__Saved data entries__

· · · · · · ·

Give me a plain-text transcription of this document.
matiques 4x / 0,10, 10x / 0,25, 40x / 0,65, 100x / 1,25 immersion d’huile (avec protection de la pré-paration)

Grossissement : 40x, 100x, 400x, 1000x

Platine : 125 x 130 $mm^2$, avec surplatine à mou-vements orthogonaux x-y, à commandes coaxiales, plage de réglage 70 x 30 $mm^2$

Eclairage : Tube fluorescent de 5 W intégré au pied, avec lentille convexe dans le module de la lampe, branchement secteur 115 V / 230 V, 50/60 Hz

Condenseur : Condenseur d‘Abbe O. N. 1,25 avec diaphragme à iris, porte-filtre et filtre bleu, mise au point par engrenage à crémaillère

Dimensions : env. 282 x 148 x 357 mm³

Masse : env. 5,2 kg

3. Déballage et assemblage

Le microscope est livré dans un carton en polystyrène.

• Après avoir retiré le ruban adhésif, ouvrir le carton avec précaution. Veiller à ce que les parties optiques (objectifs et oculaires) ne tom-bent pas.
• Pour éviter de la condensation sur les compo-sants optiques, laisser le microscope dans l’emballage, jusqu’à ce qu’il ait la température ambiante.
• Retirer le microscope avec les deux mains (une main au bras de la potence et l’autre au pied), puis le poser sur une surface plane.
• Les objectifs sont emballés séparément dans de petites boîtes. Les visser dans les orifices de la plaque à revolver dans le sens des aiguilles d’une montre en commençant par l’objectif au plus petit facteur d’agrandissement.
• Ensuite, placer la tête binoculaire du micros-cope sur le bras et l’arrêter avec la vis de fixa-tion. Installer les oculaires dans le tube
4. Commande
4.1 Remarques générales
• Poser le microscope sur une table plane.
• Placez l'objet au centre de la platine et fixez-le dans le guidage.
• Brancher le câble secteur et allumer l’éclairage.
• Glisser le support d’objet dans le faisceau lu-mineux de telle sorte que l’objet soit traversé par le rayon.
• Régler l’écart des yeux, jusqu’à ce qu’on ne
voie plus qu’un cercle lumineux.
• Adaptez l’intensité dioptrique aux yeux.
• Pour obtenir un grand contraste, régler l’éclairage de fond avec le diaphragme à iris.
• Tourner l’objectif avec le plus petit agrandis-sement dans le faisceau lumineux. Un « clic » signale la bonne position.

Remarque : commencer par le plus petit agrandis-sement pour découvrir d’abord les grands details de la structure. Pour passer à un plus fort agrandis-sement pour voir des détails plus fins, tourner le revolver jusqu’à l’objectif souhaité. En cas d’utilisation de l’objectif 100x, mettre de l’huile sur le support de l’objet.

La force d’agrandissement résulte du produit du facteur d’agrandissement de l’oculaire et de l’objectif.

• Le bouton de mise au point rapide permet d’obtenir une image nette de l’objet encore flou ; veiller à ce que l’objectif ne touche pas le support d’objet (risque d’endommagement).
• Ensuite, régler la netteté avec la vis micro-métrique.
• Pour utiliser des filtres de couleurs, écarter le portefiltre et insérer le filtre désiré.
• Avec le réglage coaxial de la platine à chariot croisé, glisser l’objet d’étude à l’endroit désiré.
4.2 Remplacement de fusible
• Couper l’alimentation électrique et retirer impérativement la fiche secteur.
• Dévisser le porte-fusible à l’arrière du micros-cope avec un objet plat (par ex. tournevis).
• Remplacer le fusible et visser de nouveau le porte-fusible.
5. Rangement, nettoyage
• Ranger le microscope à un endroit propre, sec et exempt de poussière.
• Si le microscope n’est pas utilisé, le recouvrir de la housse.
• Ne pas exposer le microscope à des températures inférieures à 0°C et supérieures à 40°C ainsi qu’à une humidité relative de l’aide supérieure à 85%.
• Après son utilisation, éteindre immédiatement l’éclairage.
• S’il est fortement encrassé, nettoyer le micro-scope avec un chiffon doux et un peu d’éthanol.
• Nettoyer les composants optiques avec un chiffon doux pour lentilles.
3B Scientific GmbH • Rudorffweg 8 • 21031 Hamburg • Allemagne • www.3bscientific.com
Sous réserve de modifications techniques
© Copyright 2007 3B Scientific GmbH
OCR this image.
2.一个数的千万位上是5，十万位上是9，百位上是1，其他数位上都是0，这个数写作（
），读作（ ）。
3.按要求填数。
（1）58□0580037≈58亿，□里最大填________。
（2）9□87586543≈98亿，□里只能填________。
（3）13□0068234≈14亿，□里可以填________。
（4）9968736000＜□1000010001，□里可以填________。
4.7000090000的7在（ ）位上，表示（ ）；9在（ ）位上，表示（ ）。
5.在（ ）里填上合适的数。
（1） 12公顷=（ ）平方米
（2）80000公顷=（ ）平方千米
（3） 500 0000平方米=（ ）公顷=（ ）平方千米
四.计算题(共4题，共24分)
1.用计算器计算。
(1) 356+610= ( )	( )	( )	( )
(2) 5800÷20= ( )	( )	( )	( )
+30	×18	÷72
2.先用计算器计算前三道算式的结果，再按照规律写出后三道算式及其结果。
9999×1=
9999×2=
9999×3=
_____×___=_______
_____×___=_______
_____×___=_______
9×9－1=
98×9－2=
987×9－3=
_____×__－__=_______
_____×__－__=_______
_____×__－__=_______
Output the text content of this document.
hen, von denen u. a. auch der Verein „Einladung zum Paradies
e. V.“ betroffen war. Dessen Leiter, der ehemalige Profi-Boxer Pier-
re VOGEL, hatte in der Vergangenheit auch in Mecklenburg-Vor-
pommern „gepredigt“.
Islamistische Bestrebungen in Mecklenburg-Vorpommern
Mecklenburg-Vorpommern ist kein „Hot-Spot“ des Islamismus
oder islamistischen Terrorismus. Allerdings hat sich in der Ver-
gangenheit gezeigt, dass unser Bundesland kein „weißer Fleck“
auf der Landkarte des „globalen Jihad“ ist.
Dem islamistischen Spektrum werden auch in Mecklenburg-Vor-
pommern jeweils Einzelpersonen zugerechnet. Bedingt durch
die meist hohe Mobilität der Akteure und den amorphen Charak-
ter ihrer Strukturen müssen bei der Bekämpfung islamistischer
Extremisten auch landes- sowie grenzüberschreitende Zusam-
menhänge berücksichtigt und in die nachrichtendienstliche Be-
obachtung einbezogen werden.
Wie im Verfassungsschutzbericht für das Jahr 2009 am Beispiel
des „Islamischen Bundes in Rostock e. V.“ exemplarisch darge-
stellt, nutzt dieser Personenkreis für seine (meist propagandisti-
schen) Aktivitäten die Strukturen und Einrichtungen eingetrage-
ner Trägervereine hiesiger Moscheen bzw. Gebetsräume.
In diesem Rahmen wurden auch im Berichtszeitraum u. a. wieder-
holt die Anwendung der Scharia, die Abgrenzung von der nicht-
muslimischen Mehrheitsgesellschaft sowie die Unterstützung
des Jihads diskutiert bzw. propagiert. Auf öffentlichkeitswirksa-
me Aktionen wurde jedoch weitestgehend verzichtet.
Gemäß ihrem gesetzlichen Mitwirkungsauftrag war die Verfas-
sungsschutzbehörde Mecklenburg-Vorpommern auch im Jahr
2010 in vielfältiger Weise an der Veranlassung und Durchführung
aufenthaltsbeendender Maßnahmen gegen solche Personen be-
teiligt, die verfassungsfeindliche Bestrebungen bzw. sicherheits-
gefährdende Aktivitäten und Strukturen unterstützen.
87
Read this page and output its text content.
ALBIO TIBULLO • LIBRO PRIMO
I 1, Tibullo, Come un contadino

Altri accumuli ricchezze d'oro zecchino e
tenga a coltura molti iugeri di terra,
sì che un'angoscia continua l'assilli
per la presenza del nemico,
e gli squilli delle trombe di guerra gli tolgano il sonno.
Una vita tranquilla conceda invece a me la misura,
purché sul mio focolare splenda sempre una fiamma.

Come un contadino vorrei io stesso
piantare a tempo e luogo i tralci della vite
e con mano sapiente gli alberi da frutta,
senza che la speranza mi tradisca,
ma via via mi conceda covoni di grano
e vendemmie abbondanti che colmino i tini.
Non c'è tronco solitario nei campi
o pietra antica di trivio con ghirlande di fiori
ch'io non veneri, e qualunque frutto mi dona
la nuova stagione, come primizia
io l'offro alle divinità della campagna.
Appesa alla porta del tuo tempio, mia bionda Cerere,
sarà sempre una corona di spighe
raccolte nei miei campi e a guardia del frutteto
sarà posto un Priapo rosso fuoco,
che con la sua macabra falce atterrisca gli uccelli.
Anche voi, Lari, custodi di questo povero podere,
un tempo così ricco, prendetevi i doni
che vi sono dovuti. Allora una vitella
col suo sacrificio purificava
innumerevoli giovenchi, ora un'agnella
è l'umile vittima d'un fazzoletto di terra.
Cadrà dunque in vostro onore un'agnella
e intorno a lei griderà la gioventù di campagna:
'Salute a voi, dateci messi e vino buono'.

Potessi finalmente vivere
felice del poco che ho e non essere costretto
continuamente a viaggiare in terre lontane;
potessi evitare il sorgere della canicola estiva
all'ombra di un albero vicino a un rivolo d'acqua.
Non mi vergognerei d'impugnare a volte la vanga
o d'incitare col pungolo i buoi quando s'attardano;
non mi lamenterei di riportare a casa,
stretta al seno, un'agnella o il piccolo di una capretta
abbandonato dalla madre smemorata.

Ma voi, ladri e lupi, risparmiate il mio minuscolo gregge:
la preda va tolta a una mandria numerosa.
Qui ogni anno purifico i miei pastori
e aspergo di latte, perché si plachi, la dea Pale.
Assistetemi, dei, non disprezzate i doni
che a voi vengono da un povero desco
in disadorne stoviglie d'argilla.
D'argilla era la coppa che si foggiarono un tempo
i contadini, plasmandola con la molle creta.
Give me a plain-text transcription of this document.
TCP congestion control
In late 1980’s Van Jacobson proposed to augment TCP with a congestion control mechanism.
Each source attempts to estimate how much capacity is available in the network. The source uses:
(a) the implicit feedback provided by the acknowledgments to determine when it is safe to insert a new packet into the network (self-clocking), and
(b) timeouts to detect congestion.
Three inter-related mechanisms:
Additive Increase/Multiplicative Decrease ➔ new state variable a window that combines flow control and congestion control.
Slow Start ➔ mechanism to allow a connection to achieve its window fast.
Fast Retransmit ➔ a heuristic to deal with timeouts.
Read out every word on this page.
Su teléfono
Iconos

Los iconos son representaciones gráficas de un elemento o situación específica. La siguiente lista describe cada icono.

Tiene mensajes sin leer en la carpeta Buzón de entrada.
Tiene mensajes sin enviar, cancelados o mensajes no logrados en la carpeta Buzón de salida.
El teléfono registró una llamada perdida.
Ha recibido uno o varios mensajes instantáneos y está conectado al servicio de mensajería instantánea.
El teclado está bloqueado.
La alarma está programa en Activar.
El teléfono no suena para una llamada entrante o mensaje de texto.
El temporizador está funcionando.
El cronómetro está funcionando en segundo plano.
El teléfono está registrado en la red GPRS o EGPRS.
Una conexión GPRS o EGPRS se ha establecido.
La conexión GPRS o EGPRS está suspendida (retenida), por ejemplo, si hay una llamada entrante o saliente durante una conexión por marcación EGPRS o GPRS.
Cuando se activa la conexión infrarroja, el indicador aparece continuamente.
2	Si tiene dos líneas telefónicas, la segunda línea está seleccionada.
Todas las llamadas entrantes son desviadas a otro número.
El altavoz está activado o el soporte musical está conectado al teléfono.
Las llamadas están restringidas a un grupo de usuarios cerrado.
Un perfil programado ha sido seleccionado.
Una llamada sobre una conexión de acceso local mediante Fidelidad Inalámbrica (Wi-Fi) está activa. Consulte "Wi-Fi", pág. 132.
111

· · · · · · ·

__GOAL__
Filter the listing above for the string "miei" and copy every matching line.

__COMPLETE ANSWER__
raccolte nei miei campi e a guardia del frutteto
Qui ogni anno purifico i miei pastori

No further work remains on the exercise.